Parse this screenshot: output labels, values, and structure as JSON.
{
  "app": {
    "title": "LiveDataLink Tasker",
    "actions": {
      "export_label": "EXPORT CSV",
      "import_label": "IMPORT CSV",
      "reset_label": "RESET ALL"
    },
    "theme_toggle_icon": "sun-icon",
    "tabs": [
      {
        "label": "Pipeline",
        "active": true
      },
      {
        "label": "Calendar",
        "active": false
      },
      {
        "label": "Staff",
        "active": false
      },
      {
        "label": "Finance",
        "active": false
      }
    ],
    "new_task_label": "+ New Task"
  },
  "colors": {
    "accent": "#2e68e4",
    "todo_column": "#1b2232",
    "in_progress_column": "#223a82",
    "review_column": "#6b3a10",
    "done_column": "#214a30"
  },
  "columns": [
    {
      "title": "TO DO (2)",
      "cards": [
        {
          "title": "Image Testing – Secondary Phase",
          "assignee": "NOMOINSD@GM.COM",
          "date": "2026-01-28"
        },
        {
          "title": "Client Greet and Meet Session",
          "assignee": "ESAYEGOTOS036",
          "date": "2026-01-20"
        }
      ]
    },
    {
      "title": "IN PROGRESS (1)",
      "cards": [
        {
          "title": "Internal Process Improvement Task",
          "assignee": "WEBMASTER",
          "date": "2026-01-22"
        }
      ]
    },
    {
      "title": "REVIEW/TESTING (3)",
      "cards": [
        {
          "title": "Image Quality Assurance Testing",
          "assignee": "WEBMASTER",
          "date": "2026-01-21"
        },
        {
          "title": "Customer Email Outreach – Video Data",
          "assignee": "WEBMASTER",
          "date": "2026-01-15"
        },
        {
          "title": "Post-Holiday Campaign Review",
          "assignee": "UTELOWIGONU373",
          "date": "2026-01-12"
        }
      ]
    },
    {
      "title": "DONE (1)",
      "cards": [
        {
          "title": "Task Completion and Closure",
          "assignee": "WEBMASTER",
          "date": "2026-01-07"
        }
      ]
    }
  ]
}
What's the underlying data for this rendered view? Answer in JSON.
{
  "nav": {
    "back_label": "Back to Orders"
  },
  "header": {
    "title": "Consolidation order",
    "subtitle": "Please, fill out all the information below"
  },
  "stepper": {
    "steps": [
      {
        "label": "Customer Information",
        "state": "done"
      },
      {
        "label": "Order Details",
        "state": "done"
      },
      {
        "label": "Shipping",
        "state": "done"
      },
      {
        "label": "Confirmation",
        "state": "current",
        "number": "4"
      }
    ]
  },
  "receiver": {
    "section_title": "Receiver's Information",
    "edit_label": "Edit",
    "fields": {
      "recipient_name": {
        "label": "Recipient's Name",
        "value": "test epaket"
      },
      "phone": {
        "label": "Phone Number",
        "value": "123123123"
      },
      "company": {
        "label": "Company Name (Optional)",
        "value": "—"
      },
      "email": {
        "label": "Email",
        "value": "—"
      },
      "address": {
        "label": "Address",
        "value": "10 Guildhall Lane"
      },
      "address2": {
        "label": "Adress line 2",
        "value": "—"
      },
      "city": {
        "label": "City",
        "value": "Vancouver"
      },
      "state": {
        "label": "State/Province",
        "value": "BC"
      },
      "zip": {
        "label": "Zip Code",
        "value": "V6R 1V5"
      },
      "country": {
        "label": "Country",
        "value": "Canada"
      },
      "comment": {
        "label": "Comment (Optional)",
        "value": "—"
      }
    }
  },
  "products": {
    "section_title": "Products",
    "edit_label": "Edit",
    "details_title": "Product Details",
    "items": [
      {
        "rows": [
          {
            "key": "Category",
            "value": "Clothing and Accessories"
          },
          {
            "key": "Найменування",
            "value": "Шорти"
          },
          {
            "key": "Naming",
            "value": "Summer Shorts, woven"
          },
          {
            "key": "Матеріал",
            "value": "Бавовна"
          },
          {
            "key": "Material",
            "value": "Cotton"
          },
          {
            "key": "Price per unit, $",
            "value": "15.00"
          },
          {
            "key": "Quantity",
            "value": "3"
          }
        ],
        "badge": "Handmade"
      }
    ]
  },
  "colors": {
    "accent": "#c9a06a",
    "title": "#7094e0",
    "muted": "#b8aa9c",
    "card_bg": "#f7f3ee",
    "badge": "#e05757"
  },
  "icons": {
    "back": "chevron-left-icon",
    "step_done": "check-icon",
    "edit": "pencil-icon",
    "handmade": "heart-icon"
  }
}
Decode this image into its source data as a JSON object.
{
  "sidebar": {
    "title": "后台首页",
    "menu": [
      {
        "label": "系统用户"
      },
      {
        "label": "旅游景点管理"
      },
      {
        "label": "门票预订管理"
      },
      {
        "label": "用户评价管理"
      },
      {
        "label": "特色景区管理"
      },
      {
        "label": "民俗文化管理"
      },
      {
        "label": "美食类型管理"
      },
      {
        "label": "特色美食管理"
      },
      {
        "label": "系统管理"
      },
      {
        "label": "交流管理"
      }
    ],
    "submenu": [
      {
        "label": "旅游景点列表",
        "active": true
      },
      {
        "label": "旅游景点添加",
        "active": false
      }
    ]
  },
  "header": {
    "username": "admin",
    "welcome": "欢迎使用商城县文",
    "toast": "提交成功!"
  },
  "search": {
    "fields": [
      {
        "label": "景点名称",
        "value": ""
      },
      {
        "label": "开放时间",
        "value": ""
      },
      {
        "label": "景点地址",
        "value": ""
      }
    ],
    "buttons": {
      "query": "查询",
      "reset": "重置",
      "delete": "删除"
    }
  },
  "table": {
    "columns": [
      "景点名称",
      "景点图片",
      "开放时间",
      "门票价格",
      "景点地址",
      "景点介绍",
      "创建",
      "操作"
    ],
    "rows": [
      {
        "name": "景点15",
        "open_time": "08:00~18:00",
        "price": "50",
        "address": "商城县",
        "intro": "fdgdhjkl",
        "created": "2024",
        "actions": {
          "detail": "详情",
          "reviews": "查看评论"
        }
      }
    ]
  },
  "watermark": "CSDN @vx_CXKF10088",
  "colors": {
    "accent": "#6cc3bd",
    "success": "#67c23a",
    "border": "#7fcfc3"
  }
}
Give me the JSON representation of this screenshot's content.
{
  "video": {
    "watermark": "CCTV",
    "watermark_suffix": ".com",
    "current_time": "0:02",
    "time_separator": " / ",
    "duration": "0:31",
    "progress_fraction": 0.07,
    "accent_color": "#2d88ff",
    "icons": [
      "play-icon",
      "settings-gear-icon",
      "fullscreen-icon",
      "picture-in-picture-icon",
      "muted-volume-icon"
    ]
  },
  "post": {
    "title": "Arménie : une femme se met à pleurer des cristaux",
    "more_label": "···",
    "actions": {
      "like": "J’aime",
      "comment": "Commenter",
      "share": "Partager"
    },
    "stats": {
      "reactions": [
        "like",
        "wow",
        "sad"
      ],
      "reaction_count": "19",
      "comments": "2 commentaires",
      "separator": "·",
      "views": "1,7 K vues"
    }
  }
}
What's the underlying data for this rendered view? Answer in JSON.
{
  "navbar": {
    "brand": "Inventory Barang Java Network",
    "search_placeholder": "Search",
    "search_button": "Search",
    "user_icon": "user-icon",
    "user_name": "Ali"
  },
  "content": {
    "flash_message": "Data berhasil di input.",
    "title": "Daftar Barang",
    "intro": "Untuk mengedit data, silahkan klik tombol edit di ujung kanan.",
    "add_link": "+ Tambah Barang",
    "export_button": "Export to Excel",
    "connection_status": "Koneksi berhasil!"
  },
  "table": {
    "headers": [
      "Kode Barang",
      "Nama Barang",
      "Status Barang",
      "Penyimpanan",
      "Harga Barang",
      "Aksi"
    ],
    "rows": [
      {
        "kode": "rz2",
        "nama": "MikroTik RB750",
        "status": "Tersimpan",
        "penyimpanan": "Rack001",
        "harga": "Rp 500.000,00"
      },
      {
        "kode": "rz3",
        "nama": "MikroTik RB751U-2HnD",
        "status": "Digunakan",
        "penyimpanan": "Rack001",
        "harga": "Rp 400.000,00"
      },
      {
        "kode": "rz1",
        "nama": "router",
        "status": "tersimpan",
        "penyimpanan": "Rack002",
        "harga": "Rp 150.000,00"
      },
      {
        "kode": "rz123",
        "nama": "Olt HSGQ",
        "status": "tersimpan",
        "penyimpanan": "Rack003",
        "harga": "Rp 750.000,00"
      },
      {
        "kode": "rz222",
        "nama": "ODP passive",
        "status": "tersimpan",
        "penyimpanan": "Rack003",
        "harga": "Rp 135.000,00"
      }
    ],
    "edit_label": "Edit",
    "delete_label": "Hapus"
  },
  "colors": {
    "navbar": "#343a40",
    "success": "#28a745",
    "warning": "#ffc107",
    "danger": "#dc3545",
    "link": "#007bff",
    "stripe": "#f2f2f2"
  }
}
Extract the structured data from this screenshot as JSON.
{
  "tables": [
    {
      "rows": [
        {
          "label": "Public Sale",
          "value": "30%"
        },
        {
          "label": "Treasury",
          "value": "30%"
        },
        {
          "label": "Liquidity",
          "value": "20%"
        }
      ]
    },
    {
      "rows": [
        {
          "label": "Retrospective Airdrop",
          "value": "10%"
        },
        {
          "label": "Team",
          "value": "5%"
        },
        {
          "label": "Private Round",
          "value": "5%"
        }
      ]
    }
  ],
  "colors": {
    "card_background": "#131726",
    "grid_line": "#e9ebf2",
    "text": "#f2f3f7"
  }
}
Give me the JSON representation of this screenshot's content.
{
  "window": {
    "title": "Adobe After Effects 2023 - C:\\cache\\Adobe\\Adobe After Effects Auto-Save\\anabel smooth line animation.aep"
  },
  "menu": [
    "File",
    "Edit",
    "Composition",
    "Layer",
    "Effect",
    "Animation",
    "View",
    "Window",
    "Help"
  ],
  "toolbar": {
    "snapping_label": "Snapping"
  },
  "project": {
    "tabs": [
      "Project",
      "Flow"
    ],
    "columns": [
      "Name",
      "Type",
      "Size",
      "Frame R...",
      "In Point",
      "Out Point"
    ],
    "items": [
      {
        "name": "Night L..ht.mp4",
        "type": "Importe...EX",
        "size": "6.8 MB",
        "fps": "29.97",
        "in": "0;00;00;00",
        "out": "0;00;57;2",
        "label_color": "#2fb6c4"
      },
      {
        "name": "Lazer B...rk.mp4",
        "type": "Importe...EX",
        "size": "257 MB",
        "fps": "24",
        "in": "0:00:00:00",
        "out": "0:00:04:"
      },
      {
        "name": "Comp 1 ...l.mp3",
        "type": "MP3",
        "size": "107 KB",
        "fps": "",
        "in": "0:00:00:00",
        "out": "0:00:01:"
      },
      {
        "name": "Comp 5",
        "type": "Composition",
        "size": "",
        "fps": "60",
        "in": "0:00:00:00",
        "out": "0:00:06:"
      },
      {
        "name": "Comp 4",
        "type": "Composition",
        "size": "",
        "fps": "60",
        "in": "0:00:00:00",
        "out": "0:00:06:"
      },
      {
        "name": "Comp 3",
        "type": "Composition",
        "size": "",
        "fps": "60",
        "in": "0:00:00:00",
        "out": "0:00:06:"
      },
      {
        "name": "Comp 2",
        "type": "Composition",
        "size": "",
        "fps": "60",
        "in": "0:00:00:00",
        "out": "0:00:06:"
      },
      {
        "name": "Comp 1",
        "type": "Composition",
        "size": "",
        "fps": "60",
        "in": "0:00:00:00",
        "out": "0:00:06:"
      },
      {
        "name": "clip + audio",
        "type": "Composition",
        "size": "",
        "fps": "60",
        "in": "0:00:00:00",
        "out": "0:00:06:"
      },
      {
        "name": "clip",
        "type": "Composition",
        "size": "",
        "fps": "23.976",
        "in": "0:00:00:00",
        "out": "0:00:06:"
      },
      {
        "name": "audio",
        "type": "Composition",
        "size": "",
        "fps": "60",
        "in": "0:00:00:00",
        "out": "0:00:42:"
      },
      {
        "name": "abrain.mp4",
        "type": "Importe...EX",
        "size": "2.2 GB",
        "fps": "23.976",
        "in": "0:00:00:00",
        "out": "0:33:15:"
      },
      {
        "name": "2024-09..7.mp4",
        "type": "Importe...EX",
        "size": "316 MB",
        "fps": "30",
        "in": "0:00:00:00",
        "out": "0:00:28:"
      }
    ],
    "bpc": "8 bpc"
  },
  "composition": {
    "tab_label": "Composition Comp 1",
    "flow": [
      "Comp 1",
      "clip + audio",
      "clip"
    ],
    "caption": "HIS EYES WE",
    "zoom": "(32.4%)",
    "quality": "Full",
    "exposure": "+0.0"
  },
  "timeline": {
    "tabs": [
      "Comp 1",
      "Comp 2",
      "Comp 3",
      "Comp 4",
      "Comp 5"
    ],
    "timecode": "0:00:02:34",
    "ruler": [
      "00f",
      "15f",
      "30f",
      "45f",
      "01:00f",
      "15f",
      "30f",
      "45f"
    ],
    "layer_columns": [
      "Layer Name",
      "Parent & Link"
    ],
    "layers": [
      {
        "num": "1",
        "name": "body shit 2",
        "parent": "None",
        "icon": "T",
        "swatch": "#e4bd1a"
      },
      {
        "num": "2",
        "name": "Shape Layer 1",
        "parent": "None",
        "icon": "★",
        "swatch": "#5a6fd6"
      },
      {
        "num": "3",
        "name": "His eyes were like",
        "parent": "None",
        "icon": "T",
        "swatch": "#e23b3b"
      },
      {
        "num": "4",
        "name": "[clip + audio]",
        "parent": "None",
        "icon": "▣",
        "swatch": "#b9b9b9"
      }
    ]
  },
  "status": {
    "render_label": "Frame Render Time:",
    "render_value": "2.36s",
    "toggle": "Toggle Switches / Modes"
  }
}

EXERCISE BRIEF -
Copy every line of the material in which the word "berhasil" occurs.

ANSWER FOR THE TASK -
    "flash_message": "Data berhasil di input.",
    "connection_status": "Koneksi berhasil!"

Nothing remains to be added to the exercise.